GIVEN TASK = Write out every line of the material exactly as it appears.

Data listing
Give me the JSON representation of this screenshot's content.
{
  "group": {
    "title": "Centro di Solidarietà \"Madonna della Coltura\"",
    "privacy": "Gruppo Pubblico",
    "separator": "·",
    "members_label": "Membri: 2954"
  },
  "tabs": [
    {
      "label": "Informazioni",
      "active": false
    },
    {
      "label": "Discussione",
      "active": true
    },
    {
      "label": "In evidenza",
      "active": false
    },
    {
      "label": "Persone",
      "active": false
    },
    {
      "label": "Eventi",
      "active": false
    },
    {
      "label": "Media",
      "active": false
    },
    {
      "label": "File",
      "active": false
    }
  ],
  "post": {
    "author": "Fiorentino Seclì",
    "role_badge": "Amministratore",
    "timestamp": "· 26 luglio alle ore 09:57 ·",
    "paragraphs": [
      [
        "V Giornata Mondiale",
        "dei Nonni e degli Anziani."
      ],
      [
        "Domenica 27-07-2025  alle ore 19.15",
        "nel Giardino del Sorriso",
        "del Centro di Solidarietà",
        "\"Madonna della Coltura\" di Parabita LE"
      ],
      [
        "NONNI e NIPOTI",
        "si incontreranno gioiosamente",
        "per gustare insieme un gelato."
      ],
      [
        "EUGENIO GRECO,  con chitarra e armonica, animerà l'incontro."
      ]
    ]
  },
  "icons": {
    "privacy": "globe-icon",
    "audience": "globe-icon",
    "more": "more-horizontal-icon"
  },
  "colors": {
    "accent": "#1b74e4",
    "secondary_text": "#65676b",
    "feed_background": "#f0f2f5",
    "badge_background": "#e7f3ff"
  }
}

OUTPUT BELOW =
Give me the JSON representation of this screenshot's content.
{
  "group": {
    "title": "Centro di Solidarietà \"Madonna della Coltura\"",
    "privacy": "Gruppo Pubblico",
    "separator": "·",
    "members_label": "Membri: 2954"
  },
  "tabs": [
    {
      "label": "Informazioni",
      "active": false
    },
    {
      "label": "Discussione",
      "active": true
    },
    {
      "label": "In evidenza",
      "active": false
    },
    {
      "label": "Persone",
      "active": false
    },
    {
      "label": "Eventi",
      "active": false
    },
    {
      "label": "Media",
      "active": false
    },
    {
      "label": "File",
      "active": false
    }
  ],
  "post": {
    "author": "Fiorentino Seclì",
    "role_badge": "Amministratore",
    "timestamp": "· 26 luglio alle ore 09:57 ·",
    "paragraphs": [
      [
        "V Giornata Mondiale",
        "dei Nonni e degli Anziani."
      ],
      [
        "Domenica 27-07-2025  alle ore 19.15",
        "nel Giardino del Sorriso",
        "del Centro di Solidarietà",
        "\"Madonna della Coltura\" di Parabita LE"
      ],
      [
        "NONNI e NIPOTI",
        "si incontreranno gioiosamente",
        "per gustare insieme un gelato."
      ],
      [
        "EUGENIO GRECO,  con chitarra e armonica, animerà l'incontro."
      ]
    ]
  },
  "icons": {
    "privacy": "globe-icon",
    "audience": "globe-icon",
    "more": "more-horizontal-icon"
  },
  "colors": {
    "accent": "#1b74e4",
    "secondary_text": "#65676b",
    "feed_background": "#f0f2f5",
    "badge_background": "#e7f3ff"
  }
}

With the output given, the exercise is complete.